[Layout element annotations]
++++++++++++++++++++
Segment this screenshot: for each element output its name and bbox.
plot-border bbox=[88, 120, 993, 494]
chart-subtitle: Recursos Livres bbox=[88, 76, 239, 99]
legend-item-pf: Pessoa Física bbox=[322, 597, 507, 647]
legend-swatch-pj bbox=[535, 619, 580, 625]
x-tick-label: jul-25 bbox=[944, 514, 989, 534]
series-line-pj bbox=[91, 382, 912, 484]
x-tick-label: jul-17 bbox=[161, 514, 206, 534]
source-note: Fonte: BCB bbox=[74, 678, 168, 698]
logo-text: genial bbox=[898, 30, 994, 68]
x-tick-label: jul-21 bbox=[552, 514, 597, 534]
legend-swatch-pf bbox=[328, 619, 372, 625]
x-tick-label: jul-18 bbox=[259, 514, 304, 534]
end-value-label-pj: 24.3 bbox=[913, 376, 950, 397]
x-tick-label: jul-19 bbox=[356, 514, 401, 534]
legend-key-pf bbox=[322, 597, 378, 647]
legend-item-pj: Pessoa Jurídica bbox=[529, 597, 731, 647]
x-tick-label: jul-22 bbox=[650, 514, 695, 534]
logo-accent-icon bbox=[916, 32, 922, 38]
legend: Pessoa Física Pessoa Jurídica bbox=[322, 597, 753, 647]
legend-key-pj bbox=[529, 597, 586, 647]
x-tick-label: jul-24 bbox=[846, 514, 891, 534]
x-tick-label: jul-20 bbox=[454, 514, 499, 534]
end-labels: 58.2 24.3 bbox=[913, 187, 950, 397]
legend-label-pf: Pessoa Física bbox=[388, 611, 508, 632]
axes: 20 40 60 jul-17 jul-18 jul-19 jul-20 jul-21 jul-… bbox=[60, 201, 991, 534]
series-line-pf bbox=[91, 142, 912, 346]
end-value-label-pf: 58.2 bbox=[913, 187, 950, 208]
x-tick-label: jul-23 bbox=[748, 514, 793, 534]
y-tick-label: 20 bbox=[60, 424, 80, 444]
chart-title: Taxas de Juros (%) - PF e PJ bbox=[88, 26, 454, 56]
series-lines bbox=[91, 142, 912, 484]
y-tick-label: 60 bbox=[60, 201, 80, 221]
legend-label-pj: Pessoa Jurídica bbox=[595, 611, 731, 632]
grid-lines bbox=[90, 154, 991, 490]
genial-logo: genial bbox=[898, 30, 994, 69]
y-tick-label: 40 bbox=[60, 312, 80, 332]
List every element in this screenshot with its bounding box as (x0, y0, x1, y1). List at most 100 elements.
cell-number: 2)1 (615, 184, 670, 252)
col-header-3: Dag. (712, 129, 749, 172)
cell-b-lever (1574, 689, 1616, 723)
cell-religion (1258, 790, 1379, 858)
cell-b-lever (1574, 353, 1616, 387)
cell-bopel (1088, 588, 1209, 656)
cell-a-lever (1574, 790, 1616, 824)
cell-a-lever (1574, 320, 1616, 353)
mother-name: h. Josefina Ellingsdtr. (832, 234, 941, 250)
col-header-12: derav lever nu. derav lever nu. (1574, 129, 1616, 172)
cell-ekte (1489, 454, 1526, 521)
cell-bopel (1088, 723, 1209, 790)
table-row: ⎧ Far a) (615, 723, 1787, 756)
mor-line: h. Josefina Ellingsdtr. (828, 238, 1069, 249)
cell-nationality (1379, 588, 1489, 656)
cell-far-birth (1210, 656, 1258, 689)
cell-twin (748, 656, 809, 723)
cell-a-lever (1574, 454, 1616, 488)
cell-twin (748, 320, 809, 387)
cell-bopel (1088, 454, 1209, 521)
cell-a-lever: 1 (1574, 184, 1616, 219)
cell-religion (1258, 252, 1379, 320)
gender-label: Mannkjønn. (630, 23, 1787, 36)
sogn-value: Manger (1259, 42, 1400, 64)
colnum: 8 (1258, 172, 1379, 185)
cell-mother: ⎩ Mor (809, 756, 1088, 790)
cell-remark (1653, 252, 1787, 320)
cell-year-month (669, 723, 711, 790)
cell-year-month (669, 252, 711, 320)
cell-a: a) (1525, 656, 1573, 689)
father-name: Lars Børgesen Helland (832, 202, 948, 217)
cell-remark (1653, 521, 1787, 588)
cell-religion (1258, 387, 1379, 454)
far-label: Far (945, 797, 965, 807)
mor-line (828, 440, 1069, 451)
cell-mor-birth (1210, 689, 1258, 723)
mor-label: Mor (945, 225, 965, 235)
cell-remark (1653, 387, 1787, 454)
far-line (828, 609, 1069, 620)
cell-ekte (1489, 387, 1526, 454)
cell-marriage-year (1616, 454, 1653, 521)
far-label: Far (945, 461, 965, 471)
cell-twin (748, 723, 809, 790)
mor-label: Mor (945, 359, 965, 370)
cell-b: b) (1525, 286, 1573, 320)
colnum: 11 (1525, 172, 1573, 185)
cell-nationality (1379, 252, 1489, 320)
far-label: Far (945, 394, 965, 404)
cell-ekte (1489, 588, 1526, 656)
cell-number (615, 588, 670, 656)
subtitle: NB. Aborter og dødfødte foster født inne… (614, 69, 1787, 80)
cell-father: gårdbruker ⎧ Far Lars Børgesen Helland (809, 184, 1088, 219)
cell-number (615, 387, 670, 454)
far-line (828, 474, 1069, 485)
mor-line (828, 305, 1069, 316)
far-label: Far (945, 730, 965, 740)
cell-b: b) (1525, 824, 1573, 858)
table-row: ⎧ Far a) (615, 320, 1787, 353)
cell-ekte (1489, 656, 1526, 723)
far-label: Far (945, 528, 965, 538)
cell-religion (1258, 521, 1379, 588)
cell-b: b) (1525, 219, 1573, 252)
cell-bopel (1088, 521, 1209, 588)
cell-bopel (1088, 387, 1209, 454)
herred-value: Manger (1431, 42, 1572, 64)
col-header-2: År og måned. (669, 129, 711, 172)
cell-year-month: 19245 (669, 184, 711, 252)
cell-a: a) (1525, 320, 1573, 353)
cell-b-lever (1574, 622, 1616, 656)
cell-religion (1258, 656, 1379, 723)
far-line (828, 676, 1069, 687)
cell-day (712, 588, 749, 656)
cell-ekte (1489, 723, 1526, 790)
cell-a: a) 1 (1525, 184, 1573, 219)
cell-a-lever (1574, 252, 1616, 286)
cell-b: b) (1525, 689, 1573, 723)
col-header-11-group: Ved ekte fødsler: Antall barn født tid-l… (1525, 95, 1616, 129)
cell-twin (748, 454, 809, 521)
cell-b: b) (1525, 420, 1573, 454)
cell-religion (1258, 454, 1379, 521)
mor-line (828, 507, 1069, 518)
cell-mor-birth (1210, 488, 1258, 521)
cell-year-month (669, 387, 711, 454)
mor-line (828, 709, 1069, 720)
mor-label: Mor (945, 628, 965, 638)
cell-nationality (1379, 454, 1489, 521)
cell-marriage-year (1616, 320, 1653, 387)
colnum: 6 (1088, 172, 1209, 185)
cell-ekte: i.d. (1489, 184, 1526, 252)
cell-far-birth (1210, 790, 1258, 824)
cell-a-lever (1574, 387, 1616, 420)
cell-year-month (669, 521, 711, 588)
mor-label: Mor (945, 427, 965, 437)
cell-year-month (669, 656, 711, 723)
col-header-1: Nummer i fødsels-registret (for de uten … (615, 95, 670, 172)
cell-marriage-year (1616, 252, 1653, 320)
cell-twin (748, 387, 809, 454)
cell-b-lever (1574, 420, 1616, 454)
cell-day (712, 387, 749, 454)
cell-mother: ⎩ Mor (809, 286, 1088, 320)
++++++++++++++++++++
### Given problem:
Could you reproduce every entry above, line for line and without changing a character?

### The output:
Segment this screenshot: for each element output its name and bbox.
plot-border bbox=[88, 120, 993, 494]
chart-subtitle: Recursos Livres bbox=[88, 76, 239, 99]
legend-item-pf: Pessoa Física bbox=[322, 597, 507, 647]
legend-swatch-pj bbox=[535, 619, 580, 625]
x-tick-label: jul-25 bbox=[944, 514, 989, 534]
series-line-pj bbox=[91, 382, 912, 484]
x-tick-label: jul-17 bbox=[161, 514, 206, 534]
source-note: Fonte: BCB bbox=[74, 678, 168, 698]
logo-text: genial bbox=[898, 30, 994, 68]
x-tick-label: jul-21 bbox=[552, 514, 597, 534]
legend-swatch-pf bbox=[328, 619, 372, 625]
x-tick-label: jul-18 bbox=[259, 514, 304, 534]
end-value-label-pj: 24.3 bbox=[913, 376, 950, 397]
x-tick-label: jul-19 bbox=[356, 514, 401, 534]
legend-key-pf bbox=[322, 597, 378, 647]
legend-item-pj: Pessoa Jurídica bbox=[529, 597, 731, 647]
x-tick-label: jul-22 bbox=[650, 514, 695, 534]
logo-accent-icon bbox=[916, 32, 922, 38]
legend: Pessoa Física Pessoa Jurídica bbox=[322, 597, 753, 647]
legend-key-pj bbox=[529, 597, 586, 647]
x-tick-label: jul-24 bbox=[846, 514, 891, 534]
x-tick-label: jul-20 bbox=[454, 514, 499, 534]
end-labels: 58.2 24.3 bbox=[913, 187, 950, 397]
legend-label-pf: Pessoa Física bbox=[388, 611, 508, 632]
axes: 20 40 60 jul-17 jul-18 jul-19 jul-20 jul-21 jul-… bbox=[60, 201, 991, 534]
series-line-pf bbox=[91, 142, 912, 346]
end-value-label-pf: 58.2 bbox=[913, 187, 950, 208]
x-tick-label: jul-23 bbox=[748, 514, 793, 534]
y-tick-label: 20 bbox=[60, 424, 80, 444]
chart-title: Taxas de Juros (%) - PF e PJ bbox=[88, 26, 454, 56]
series-lines bbox=[91, 142, 912, 484]
y-tick-label: 60 bbox=[60, 201, 80, 221]
legend-label-pj: Pessoa Jurídica bbox=[595, 611, 731, 632]
grid-lines bbox=[90, 154, 991, 490]
genial-logo: genial bbox=[898, 30, 994, 69]
y-tick-label: 40 bbox=[60, 312, 80, 332]
List every element in this screenshot with its bounding box as (x0, y0, x1, y1). List at most 100 elements.
cell-number: 2)1 (615, 184, 670, 252)
col-header-3: Dag. (712, 129, 749, 172)
cell-b-lever (1574, 689, 1616, 723)
cell-religion (1258, 790, 1379, 858)
cell-b-lever (1574, 353, 1616, 387)
cell-bopel (1088, 588, 1209, 656)
cell-a-lever (1574, 790, 1616, 824)
cell-a-lever (1574, 320, 1616, 353)
mother-name: h. Josefina Ellingsdtr. (832, 234, 941, 250)
col-header-12: derav lever nu. derav lever nu. (1574, 129, 1616, 172)
cell-ekte (1489, 454, 1526, 521)
cell-bopel (1088, 723, 1209, 790)
table-row: ⎧ Far a) (615, 723, 1787, 756)
mor-line: h. Josefina Ellingsdtr. (828, 238, 1069, 249)
cell-nationality (1379, 588, 1489, 656)
cell-far-birth (1210, 656, 1258, 689)
cell-twin (748, 656, 809, 723)
cell-a-lever (1574, 454, 1616, 488)
cell-twin (748, 320, 809, 387)
cell-bopel (1088, 454, 1209, 521)
cell-a-lever: 1 (1574, 184, 1616, 219)
cell-religion (1258, 252, 1379, 320)
gender-label: Mannkjønn. (630, 23, 1787, 36)
sogn-value: Manger (1259, 42, 1400, 64)
colnum: 8 (1258, 172, 1379, 185)
cell-mother: ⎩ Mor (809, 756, 1088, 790)
cell-remark (1653, 252, 1787, 320)
cell-year-month (669, 723, 711, 790)
cell-year-month (669, 252, 711, 320)
cell-a: a) (1525, 656, 1573, 689)
father-name: Lars Børgesen Helland (832, 202, 948, 217)
cell-remark (1653, 521, 1787, 588)
cell-religion (1258, 387, 1379, 454)
far-label: Far (945, 797, 965, 807)
mor-line (828, 440, 1069, 451)
cell-mor-birth (1210, 689, 1258, 723)
mor-label: Mor (945, 225, 965, 235)
cell-remark (1653, 387, 1787, 454)
far-line (828, 609, 1069, 620)
cell-ekte (1489, 387, 1526, 454)
cell-marriage-year (1616, 454, 1653, 521)
far-label: Far (945, 461, 965, 471)
cell-twin (748, 723, 809, 790)
mor-label: Mor (945, 359, 965, 370)
cell-b: b) (1525, 286, 1573, 320)
colnum: 11 (1525, 172, 1573, 185)
cell-nationality (1379, 252, 1489, 320)
far-label: Far (945, 394, 965, 404)
cell-ekte (1489, 588, 1526, 656)
cell-number (615, 588, 670, 656)
subtitle: NB. Aborter og dødfødte foster født inne… (614, 69, 1787, 80)
cell-father: gårdbruker ⎧ Far Lars Børgesen Helland (809, 184, 1088, 219)
cell-number (615, 387, 670, 454)
far-line (828, 474, 1069, 485)
mor-line (828, 305, 1069, 316)
far-label: Far (945, 730, 965, 740)
cell-b: b) (1525, 824, 1573, 858)
table-row: ⎧ Far a) (615, 320, 1787, 353)
cell-ekte (1489, 656, 1526, 723)
far-label: Far (945, 528, 965, 538)
cell-religion (1258, 521, 1379, 588)
cell-b: b) (1525, 219, 1573, 252)
cell-bopel (1088, 521, 1209, 588)
cell-bopel (1088, 387, 1209, 454)
herred-value: Manger (1431, 42, 1572, 64)
col-header-2: År og måned. (669, 129, 711, 172)
cell-year-month: 19245 (669, 184, 711, 252)
cell-a: a) (1525, 320, 1573, 353)
cell-b-lever (1574, 622, 1616, 656)
cell-religion (1258, 656, 1379, 723)
far-line (828, 676, 1069, 687)
cell-day (712, 588, 749, 656)
cell-ekte (1489, 723, 1526, 790)
cell-a: a) 1 (1525, 184, 1573, 219)
cell-a-lever (1574, 252, 1616, 286)
cell-b: b) (1525, 689, 1573, 723)
col-header-11-group: Ved ekte fødsler: Antall barn født tid-l… (1525, 95, 1616, 129)
cell-twin (748, 454, 809, 521)
cell-b: b) (1525, 420, 1573, 454)
cell-religion (1258, 454, 1379, 521)
mor-line (828, 507, 1069, 518)
cell-mor-birth (1210, 488, 1258, 521)
cell-year-month (669, 387, 711, 454)
mor-line (828, 709, 1069, 720)
mor-label: Mor (945, 628, 965, 638)
cell-nationality (1379, 454, 1489, 521)
cell-marriage-year (1616, 320, 1653, 387)
colnum: 6 (1088, 172, 1209, 185)
cell-ekte: i.d. (1489, 184, 1526, 252)
cell-far-birth (1210, 790, 1258, 824)
cell-a-lever (1574, 387, 1616, 420)
cell-year-month (669, 521, 711, 588)
mor-label: Mor (945, 427, 965, 437)
cell-year-month (669, 656, 711, 723)
col-header-1: Nummer i fødsels-registret (for de uten … (615, 95, 670, 172)
cell-marriage-year (1616, 252, 1653, 320)
cell-twin (748, 387, 809, 454)
cell-b-lever (1574, 420, 1616, 454)
cell-day (712, 387, 749, 454)
cell-mother: ⎩ Mor (809, 286, 1088, 320)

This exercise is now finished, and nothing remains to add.